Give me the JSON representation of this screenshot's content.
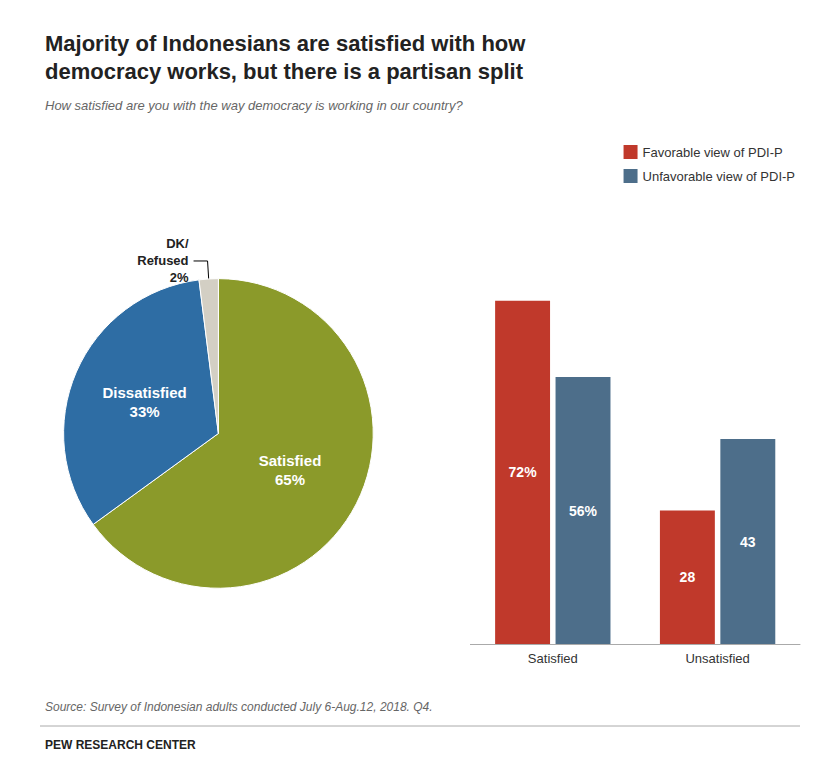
{
  "chart_data": [
    {
      "type": "pie",
      "title": "Majority of Indonesians are satisfied with how\ndemocracy works, but there is a partisan split",
      "subtitle": "How satisfied are you with the way democracy is working in our country?",
      "categories": [
        "Satisfied",
        "Dissatisfied",
        "DK/\nRefused"
      ],
      "values": [
        65,
        33,
        2
      ],
      "value_labels": [
        "65%",
        "33%",
        "2%"
      ],
      "colors": [
        "#8b9a2a",
        "#2e6da4",
        "#d3cfc4"
      ],
      "data_labels": true,
      "annotations": [
        "Source: Survey of Indonesian adults conducted July 6-Aug.12, 2018. Q4.",
        "PEW RESEARCH CENTER"
      ]
    },
    {
      "type": "bar",
      "categories": [
        "Satisfied",
        "Unsatisfied"
      ],
      "series": [
        {
          "name": "Favorable view of PDI-P",
          "color": "#c0392b",
          "values": [
            72,
            28
          ],
          "value_labels": [
            "72%",
            "28"
          ]
        },
        {
          "name": "Unfavorable view of PDI-P",
          "color": "#4d6e8a",
          "values": [
            56,
            43
          ],
          "value_labels": [
            "56%",
            "43"
          ]
        }
      ],
      "ylim": [
        0,
        90
      ],
      "tick_labels": "x",
      "grid": false,
      "legend": "upper right",
      "data_labels": true
    }
  ]
}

○ ○ ○ ○ ○ ○ ○

(Task directions) Pick out all lines from the data above in which the word "with" appears.

(Result of the task)
      "title": "Majority of Indonesians are satisfied with how\ndemocracy works, but there is a partisan split",
      "subtitle": "How satisfied are you with the way democracy is working in our country?",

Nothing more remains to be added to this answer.